## Direction
Look over the lines below. Report each one that includes the string "JSON".

## Records for the task
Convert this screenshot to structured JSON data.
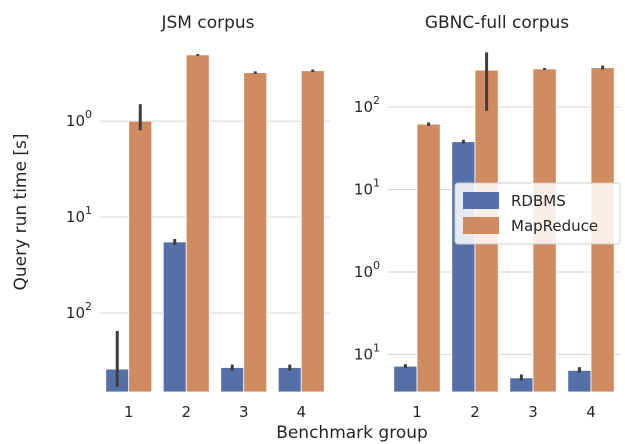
{
  "chart_data": [
    {
      "type": "bar",
      "title": "JSM corpus",
      "ylabel": "Query run time [s]",
      "yscale": "log",
      "ylim": [
        0.0015,
        7.0
      ],
      "yticks": [
        {
          "value": 1,
          "base": "10",
          "exp": "0"
        },
        {
          "value": 0.1,
          "base": "10",
          "exp": "1"
        },
        {
          "value": 0.01,
          "base": "10",
          "exp": "2"
        }
      ],
      "categories": [
        "1",
        "2",
        "3",
        "4"
      ],
      "series": [
        {
          "name": "RDBMS",
          "color": "#5470a7",
          "values": [
            0.0026,
            0.055,
            0.0027,
            0.0027
          ],
          "err_low": [
            0.0017,
            0.051,
            0.0025,
            0.0025
          ],
          "err_high": [
            0.0065,
            0.059,
            0.0029,
            0.0029
          ]
        },
        {
          "name": "MapReduce",
          "color": "#d08a5f",
          "values": [
            1.0,
            4.9,
            3.2,
            3.35
          ],
          "err_low": [
            0.8,
            4.8,
            3.1,
            3.25
          ],
          "err_high": [
            1.5,
            5.0,
            3.3,
            3.45
          ]
        }
      ],
      "grid": true
    },
    {
      "type": "bar",
      "title": "GBNC-full corpus",
      "ylabel": "",
      "yscale": "log",
      "ylim": [
        0.035,
        650
      ],
      "yticks": [
        {
          "value": 100,
          "base": "10",
          "exp": "2"
        },
        {
          "value": 10,
          "base": "10",
          "exp": "1"
        },
        {
          "value": 1,
          "base": "10",
          "exp": "0"
        },
        {
          "value": 0.1,
          "base": "10",
          "exp": "1"
        }
      ],
      "categories": [
        "1",
        "2",
        "3",
        "4"
      ],
      "series": [
        {
          "name": "RDBMS",
          "color": "#5470a7",
          "values": [
            0.072,
            38,
            0.052,
            0.064
          ],
          "err_low": [
            0.068,
            36,
            0.048,
            0.06
          ],
          "err_high": [
            0.076,
            40,
            0.057,
            0.07
          ]
        },
        {
          "name": "MapReduce",
          "color": "#d08a5f",
          "values": [
            62,
            280,
            290,
            300
          ],
          "err_low": [
            59,
            90,
            282,
            285
          ],
          "err_high": [
            65,
            460,
            298,
            318
          ]
        }
      ],
      "grid": true,
      "legend": {
        "position": "right",
        "entries": [
          "RDBMS",
          "MapReduce"
        ]
      }
    }
  ],
  "xlabel": "Benchmark group"
}
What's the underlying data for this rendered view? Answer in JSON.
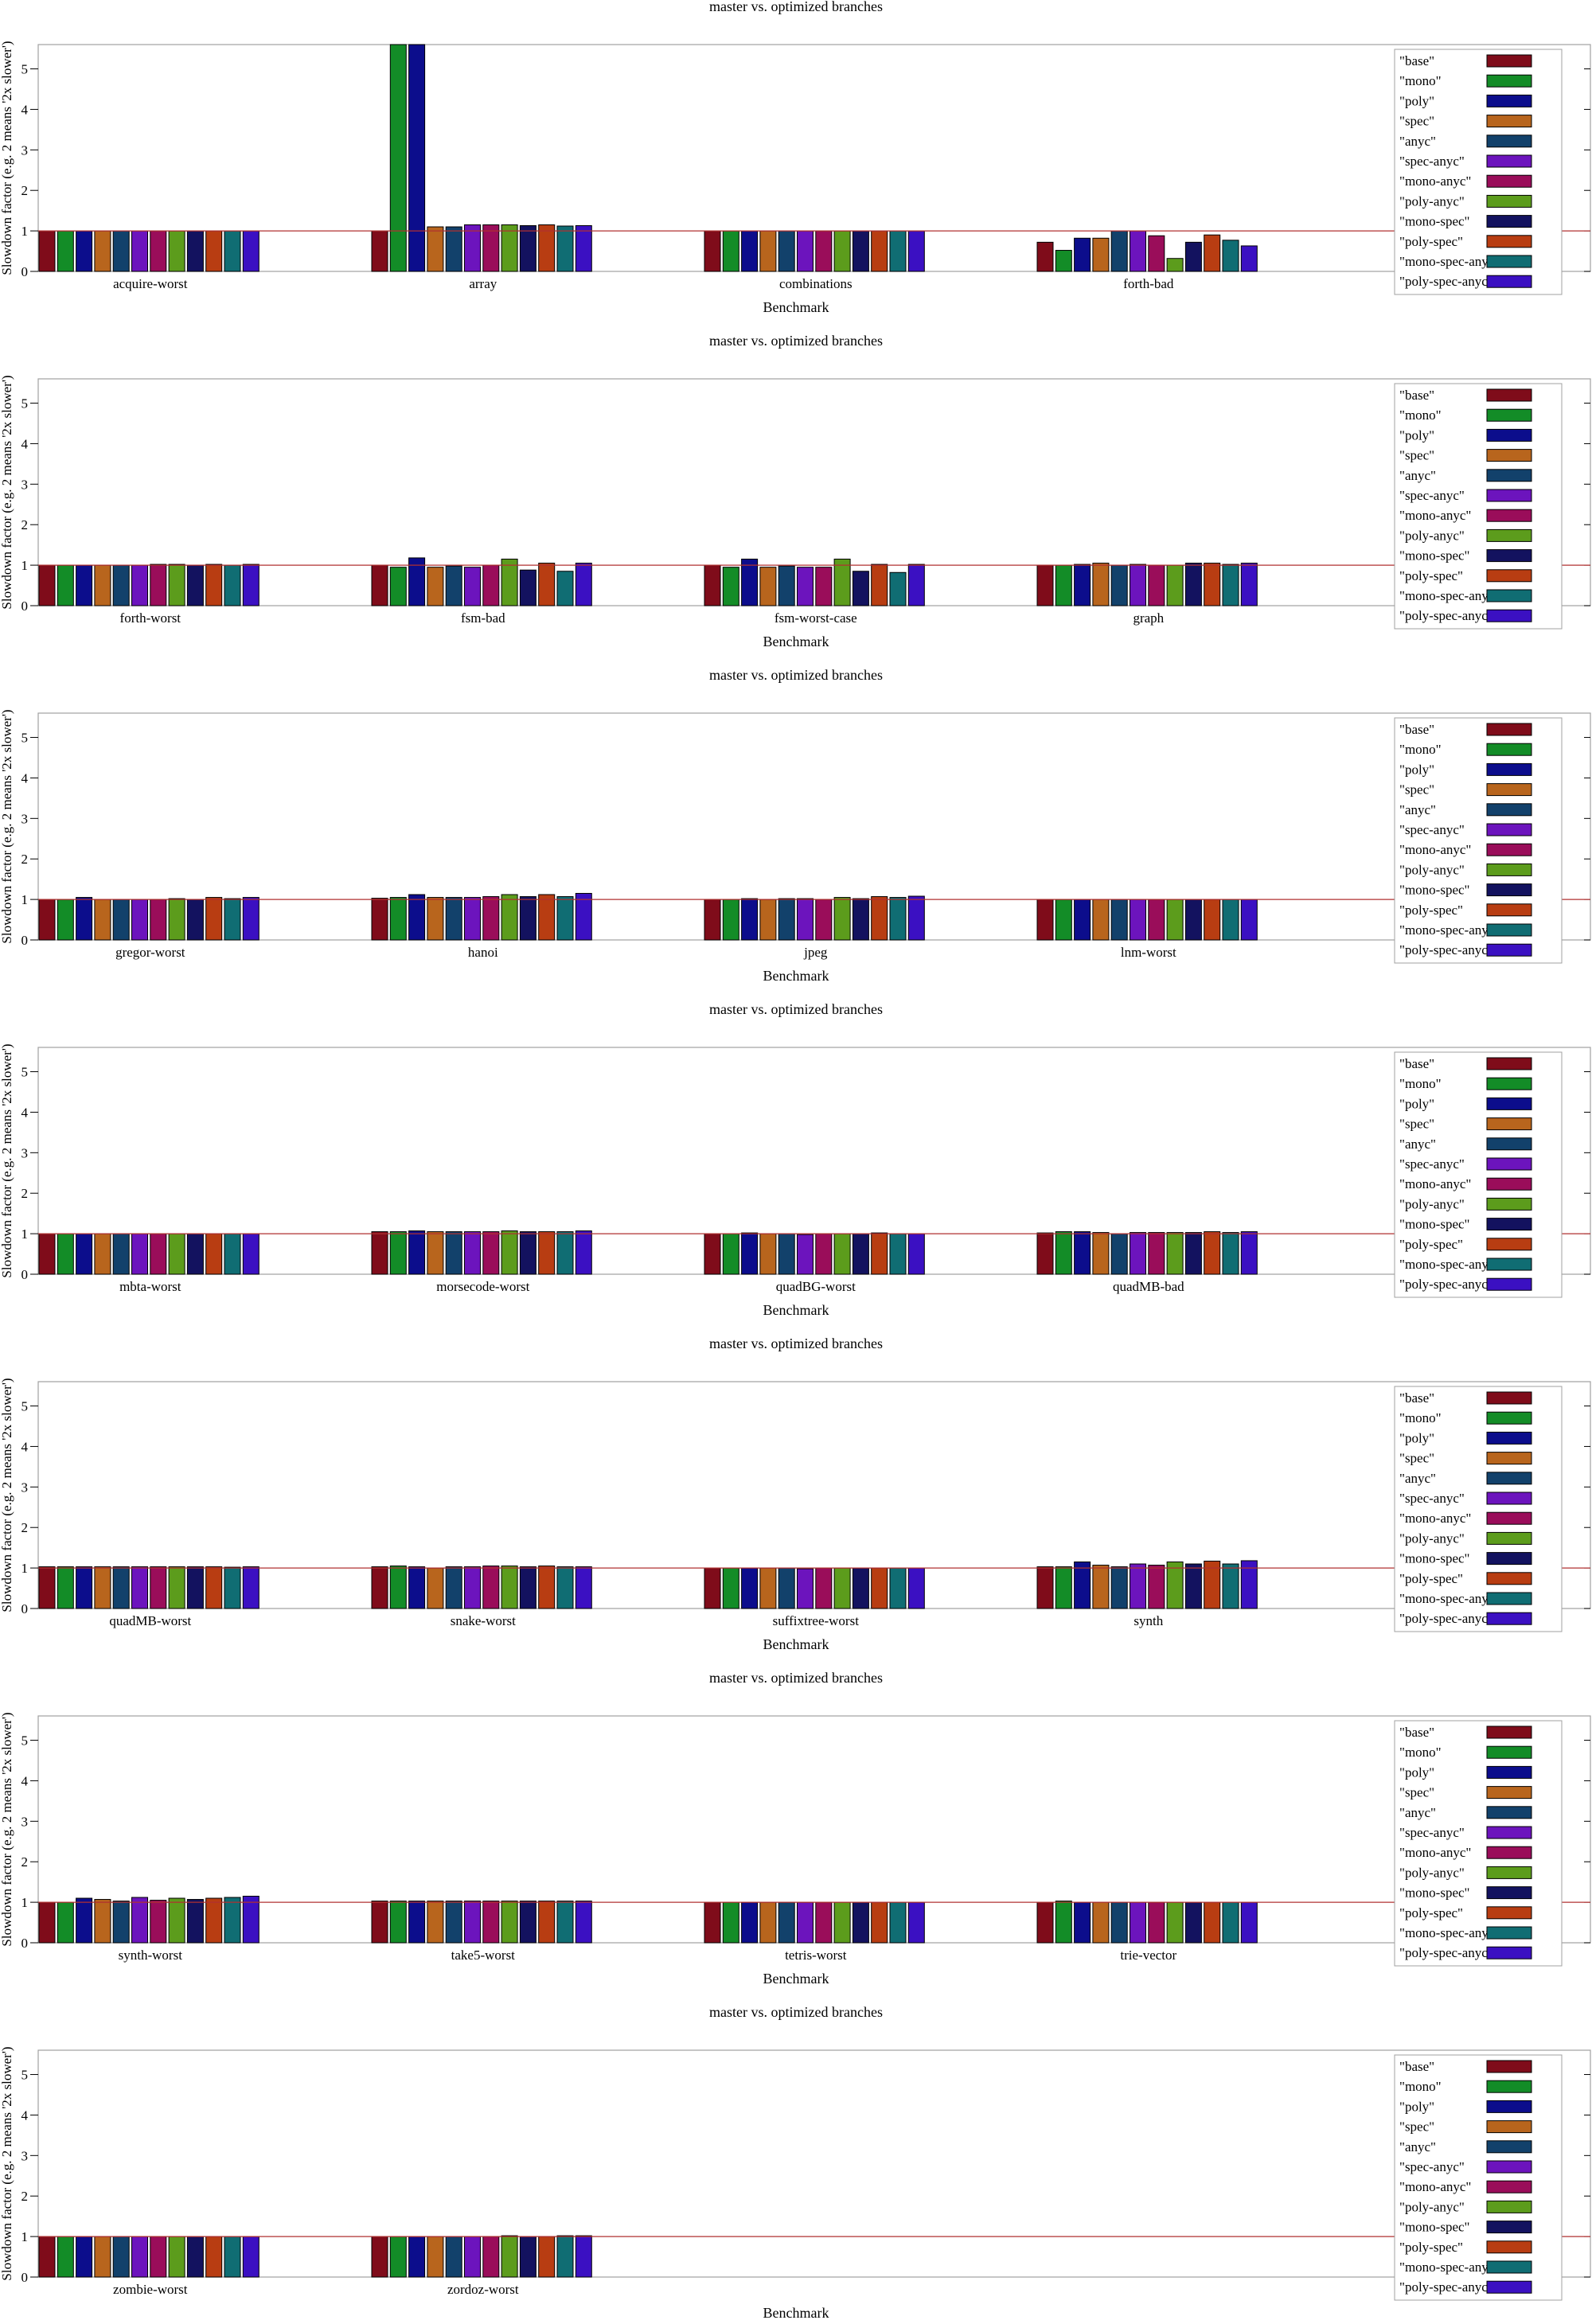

## Reply to the exercise
Convert this screenshot to structured JSON data.
What's the underlying data for this rendered view? Answer in JSON.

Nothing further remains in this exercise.